Find the lines in these entries that include the word "color" and state how many there are, with no other words.

EXTRACTED RECORDS:

↓

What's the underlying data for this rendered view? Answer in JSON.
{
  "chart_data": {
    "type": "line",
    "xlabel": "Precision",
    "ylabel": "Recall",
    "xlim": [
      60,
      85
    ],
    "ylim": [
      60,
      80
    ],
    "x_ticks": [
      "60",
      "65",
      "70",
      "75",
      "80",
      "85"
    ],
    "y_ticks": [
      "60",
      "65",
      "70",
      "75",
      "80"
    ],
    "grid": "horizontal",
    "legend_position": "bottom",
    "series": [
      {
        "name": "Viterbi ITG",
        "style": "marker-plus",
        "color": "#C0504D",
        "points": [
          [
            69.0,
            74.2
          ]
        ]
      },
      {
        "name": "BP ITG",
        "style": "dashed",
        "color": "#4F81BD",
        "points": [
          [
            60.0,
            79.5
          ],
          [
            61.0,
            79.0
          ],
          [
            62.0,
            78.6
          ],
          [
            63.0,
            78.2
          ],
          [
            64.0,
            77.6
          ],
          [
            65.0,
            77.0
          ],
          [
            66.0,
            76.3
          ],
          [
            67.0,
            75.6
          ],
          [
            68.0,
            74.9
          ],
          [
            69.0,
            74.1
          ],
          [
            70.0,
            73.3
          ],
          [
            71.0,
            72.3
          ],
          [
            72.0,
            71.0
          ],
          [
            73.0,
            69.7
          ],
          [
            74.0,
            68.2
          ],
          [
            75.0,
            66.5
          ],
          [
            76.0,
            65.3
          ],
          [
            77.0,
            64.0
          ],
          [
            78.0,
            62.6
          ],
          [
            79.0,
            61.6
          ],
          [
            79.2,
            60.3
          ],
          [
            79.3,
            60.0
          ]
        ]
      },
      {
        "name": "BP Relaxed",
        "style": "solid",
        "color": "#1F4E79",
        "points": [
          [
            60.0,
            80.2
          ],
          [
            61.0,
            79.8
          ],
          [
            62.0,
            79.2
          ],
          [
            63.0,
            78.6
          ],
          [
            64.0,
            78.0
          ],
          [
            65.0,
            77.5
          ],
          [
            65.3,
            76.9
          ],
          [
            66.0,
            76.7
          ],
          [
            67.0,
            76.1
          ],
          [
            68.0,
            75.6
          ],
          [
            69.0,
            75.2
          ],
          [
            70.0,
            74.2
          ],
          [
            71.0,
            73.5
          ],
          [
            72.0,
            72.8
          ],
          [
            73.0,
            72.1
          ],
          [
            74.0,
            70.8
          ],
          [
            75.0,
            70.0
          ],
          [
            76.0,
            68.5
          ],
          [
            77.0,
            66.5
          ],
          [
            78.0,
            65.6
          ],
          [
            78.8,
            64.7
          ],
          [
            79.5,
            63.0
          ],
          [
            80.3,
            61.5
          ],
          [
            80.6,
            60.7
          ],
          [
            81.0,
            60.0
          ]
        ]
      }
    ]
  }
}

↑

FULL OUTPUT:
3